**Set task**
Write the material out again exactly as it stands.

□ □ □ □ □ □ □

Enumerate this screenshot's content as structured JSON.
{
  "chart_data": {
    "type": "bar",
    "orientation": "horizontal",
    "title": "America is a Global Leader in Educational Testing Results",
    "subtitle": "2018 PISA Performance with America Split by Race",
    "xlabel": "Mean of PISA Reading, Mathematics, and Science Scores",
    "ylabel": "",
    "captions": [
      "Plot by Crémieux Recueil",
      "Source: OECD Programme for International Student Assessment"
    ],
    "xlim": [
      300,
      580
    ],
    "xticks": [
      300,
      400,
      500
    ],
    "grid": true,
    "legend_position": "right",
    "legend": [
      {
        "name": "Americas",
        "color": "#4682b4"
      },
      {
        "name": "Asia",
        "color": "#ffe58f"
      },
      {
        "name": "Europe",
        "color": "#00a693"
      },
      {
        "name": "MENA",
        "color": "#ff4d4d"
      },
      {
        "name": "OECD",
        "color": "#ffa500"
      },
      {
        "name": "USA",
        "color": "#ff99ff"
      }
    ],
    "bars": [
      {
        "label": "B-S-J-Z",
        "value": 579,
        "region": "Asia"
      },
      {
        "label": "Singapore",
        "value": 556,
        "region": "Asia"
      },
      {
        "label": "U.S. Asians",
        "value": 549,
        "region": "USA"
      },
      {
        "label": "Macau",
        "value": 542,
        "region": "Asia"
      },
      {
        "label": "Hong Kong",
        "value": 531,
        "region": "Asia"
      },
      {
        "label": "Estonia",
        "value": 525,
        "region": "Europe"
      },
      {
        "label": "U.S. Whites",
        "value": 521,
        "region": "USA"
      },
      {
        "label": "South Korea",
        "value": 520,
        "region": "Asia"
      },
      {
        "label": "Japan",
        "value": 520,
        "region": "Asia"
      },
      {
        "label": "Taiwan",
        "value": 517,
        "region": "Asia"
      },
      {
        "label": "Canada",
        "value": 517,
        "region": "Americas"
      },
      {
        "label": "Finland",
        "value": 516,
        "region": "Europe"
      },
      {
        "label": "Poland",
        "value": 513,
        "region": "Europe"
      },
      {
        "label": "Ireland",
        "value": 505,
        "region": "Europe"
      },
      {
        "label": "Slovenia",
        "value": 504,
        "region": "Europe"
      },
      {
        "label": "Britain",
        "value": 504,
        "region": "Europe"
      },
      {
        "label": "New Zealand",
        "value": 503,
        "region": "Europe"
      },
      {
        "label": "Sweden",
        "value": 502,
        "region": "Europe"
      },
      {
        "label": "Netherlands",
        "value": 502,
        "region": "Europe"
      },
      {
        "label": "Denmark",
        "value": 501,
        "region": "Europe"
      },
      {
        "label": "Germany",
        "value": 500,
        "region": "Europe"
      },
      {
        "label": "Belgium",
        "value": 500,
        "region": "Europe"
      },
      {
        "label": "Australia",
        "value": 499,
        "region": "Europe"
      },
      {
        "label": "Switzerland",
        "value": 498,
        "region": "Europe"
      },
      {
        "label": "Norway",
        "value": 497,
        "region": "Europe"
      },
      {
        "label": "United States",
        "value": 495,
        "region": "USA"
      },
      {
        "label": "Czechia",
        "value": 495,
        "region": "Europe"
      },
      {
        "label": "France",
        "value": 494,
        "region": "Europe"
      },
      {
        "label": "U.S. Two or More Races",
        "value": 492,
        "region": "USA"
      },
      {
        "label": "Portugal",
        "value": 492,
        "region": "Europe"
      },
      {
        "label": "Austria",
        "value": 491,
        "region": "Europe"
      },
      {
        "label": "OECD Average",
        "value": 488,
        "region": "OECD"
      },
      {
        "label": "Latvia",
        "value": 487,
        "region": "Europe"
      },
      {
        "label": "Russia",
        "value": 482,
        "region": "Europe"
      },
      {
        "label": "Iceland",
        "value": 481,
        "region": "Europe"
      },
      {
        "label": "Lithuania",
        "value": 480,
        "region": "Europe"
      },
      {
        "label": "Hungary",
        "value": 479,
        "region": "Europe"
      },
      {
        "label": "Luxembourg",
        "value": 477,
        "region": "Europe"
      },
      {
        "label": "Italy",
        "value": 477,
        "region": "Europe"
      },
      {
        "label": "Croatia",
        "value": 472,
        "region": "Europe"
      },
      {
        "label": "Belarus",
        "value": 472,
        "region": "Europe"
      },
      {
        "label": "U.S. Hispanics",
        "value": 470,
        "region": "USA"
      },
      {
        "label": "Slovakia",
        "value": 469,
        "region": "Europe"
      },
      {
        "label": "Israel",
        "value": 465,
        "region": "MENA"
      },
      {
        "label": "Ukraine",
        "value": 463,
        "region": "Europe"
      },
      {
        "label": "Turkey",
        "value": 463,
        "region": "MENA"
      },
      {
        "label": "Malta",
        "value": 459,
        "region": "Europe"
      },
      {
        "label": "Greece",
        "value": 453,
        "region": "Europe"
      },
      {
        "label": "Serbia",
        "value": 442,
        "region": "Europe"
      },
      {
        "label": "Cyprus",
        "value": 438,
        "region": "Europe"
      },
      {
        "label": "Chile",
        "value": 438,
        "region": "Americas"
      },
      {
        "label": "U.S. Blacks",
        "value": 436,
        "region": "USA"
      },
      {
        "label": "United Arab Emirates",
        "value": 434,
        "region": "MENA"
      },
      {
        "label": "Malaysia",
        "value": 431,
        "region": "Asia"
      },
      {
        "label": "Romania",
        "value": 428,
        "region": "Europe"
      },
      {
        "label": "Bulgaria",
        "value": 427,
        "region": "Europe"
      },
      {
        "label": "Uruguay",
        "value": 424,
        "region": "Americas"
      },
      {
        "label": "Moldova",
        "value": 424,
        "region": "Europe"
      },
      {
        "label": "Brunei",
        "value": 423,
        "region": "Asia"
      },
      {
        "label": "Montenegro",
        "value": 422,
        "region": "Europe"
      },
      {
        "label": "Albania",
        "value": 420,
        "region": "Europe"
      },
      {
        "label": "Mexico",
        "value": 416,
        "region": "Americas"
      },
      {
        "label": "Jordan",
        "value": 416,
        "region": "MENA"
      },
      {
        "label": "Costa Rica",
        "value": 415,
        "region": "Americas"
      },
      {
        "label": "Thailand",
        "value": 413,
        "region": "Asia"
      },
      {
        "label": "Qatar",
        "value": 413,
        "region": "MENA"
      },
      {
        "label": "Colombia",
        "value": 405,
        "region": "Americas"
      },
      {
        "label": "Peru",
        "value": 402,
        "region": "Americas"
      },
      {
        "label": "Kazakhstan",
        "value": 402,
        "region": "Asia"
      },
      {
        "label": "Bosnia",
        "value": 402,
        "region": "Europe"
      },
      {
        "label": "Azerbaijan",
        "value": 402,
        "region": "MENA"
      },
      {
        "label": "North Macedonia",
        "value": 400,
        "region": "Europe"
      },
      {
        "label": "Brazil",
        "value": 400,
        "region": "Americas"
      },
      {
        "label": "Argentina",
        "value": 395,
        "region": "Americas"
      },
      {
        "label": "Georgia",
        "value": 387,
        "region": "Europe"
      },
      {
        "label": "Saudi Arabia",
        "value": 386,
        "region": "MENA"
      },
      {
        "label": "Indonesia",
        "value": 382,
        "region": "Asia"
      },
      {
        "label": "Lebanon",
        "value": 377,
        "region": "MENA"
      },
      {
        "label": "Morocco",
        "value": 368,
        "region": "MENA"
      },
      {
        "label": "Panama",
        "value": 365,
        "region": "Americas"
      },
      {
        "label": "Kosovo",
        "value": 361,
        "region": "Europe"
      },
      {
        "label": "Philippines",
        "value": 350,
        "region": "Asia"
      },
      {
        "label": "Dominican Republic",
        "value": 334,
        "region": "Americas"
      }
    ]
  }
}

□ □ □ □ □ □ □

**Answer**
Enumerate this screenshot's content as structured JSON.
{
  "chart_data": {
    "type": "bar",
    "orientation": "horizontal",
    "title": "America is a Global Leader in Educational Testing Results",
    "subtitle": "2018 PISA Performance with America Split by Race",
    "xlabel": "Mean of PISA Reading, Mathematics, and Science Scores",
    "ylabel": "",
    "captions": [
      "Plot by Crémieux Recueil",
      "Source: OECD Programme for International Student Assessment"
    ],
    "xlim": [
      300,
      580
    ],
    "xticks": [
      300,
      400,
      500
    ],
    "grid": true,
    "legend_position": "right",
    "legend": [
      {
        "name": "Americas",
        "color": "#4682b4"
      },
      {
        "name": "Asia",
        "color": "#ffe58f"
      },
      {
        "name": "Europe",
        "color": "#00a693"
      },
      {
        "name": "MENA",
        "color": "#ff4d4d"
      },
      {
        "name": "OECD",
        "color": "#ffa500"
      },
      {
        "name": "USA",
        "color": "#ff99ff"
      }
    ],
    "bars": [
      {
        "label": "B-S-J-Z",
        "value": 579,
        "region": "Asia"
      },
      {
        "label": "Singapore",
        "value": 556,
        "region": "Asia"
      },
      {
        "label": "U.S. Asians",
        "value": 549,
        "region": "USA"
      },
      {
        "label": "Macau",
        "value": 542,
        "region": "Asia"
      },
      {
        "label": "Hong Kong",
        "value": 531,
        "region": "Asia"
      },
      {
        "label": "Estonia",
        "value": 525,
        "region": "Europe"
      },
      {
        "label": "U.S. Whites",
        "value": 521,
        "region": "USA"
      },
      {
        "label": "South Korea",
        "value": 520,
        "region": "Asia"
      },
      {
        "label": "Japan",
        "value": 520,
        "region": "Asia"
      },
      {
        "label": "Taiwan",
        "value": 517,
        "region": "Asia"
      },
      {
        "label": "Canada",
        "value": 517,
        "region": "Americas"
      },
      {
        "label": "Finland",
        "value": 516,
        "region": "Europe"
      },
      {
        "label": "Poland",
        "value": 513,
        "region": "Europe"
      },
      {
        "label": "Ireland",
        "value": 505,
        "region": "Europe"
      },
      {
        "label": "Slovenia",
        "value": 504,
        "region": "Europe"
      },
      {
        "label": "Britain",
        "value": 504,
        "region": "Europe"
      },
      {
        "label": "New Zealand",
        "value": 503,
        "region": "Europe"
      },
      {
        "label": "Sweden",
        "value": 502,
        "region": "Europe"
      },
      {
        "label": "Netherlands",
        "value": 502,
        "region": "Europe"
      },
      {
        "label": "Denmark",
        "value": 501,
        "region": "Europe"
      },
      {
        "label": "Germany",
        "value": 500,
        "region": "Europe"
      },
      {
        "label": "Belgium",
        "value": 500,
        "region": "Europe"
      },
      {
        "label": "Australia",
        "value": 499,
        "region": "Europe"
      },
      {
        "label": "Switzerland",
        "value": 498,
        "region": "Europe"
      },
      {
        "label": "Norway",
        "value": 497,
        "region": "Europe"
      },
      {
        "label": "United States",
        "value": 495,
        "region": "USA"
      },
      {
        "label": "Czechia",
        "value": 495,
        "region": "Europe"
      },
      {
        "label": "France",
        "value": 494,
        "region": "Europe"
      },
      {
        "label": "U.S. Two or More Races",
        "value": 492,
        "region": "USA"
      },
      {
        "label": "Portugal",
        "value": 492,
        "region": "Europe"
      },
      {
        "label": "Austria",
        "value": 491,
        "region": "Europe"
      },
      {
        "label": "OECD Average",
        "value": 488,
        "region": "OECD"
      },
      {
        "label": "Latvia",
        "value": 487,
        "region": "Europe"
      },
      {
        "label": "Russia",
        "value": 482,
        "region": "Europe"
      },
      {
        "label": "Iceland",
        "value": 481,
        "region": "Europe"
      },
      {
        "label": "Lithuania",
        "value": 480,
        "region": "Europe"
      },
      {
        "label": "Hungary",
        "value": 479,
        "region": "Europe"
      },
      {
        "label": "Luxembourg",
        "value": 477,
        "region": "Europe"
      },
      {
        "label": "Italy",
        "value": 477,
        "region": "Europe"
      },
      {
        "label": "Croatia",
        "value": 472,
        "region": "Europe"
      },
      {
        "label": "Belarus",
        "value": 472,
        "region": "Europe"
      },
      {
        "label": "U.S. Hispanics",
        "value": 470,
        "region": "USA"
      },
      {
        "label": "Slovakia",
        "value": 469,
        "region": "Europe"
      },
      {
        "label": "Israel",
        "value": 465,
        "region": "MENA"
      },
      {
        "label": "Ukraine",
        "value": 463,
        "region": "Europe"
      },
      {
        "label": "Turkey",
        "value": 463,
        "region": "MENA"
      },
      {
        "label": "Malta",
        "value": 459,
        "region": "Europe"
      },
      {
        "label": "Greece",
        "value": 453,
        "region": "Europe"
      },
      {
        "label": "Serbia",
        "value": 442,
        "region": "Europe"
      },
      {
        "label": "Cyprus",
        "value": 438,
        "region": "Europe"
      },
      {
        "label": "Chile",
        "value": 438,
        "region": "Americas"
      },
      {
        "label": "U.S. Blacks",
        "value": 436,
        "region": "USA"
      },
      {
        "label": "United Arab Emirates",
        "value": 434,
        "region": "MENA"
      },
      {
        "label": "Malaysia",
        "value": 431,
        "region": "Asia"
      },
      {
        "label": "Romania",
        "value": 428,
        "region": "Europe"
      },
      {
        "label": "Bulgaria",
        "value": 427,
        "region": "Europe"
      },
      {
        "label": "Uruguay",
        "value": 424,
        "region": "Americas"
      },
      {
        "label": "Moldova",
        "value": 424,
        "region": "Europe"
      },
      {
        "label": "Brunei",
        "value": 423,
        "region": "Asia"
      },
      {
        "label": "Montenegro",
        "value": 422,
        "region": "Europe"
      },
      {
        "label": "Albania",
        "value": 420,
        "region": "Europe"
      },
      {
        "label": "Mexico",
        "value": 416,
        "region": "Americas"
      },
      {
        "label": "Jordan",
        "value": 416,
        "region": "MENA"
      },
      {
        "label": "Costa Rica",
        "value": 415,
        "region": "Americas"
      },
      {
        "label": "Thailand",
        "value": 413,
        "region": "Asia"
      },
      {
        "label": "Qatar",
        "value": 413,
        "region": "MENA"
      },
      {
        "label": "Colombia",
        "value": 405,
        "region": "Americas"
      },
      {
        "label": "Peru",
        "value": 402,
        "region": "Americas"
      },
      {
        "label": "Kazakhstan",
        "value": 402,
        "region": "Asia"
      },
      {
        "label": "Bosnia",
        "value": 402,
        "region": "Europe"
      },
      {
        "label": "Azerbaijan",
        "value": 402,
        "region": "MENA"
      },
      {
        "label": "North Macedonia",
        "value": 400,
        "region": "Europe"
      },
      {
        "label": "Brazil",
        "value": 400,
        "region": "Americas"
      },
      {
        "label": "Argentina",
        "value": 395,
        "region": "Americas"
      },
      {
        "label": "Georgia",
        "value": 387,
        "region": "Europe"
      },
      {
        "label": "Saudi Arabia",
        "value": 386,
        "region": "MENA"
      },
      {
        "label": "Indonesia",
        "value": 382,
        "region": "Asia"
      },
      {
        "label": "Lebanon",
        "value": 377,
        "region": "MENA"
      },
      {
        "label": "Morocco",
        "value": 368,
        "region": "MENA"
      },
      {
        "label": "Panama",
        "value": 365,
        "region": "Americas"
      },
      {
        "label": "Kosovo",
        "value": 361,
        "region": "Europe"
      },
      {
        "label": "Philippines",
        "value": 350,
        "region": "Asia"
      },
      {
        "label": "Dominican Republic",
        "value": 334,
        "region": "Americas"
      }
    ]
  }
}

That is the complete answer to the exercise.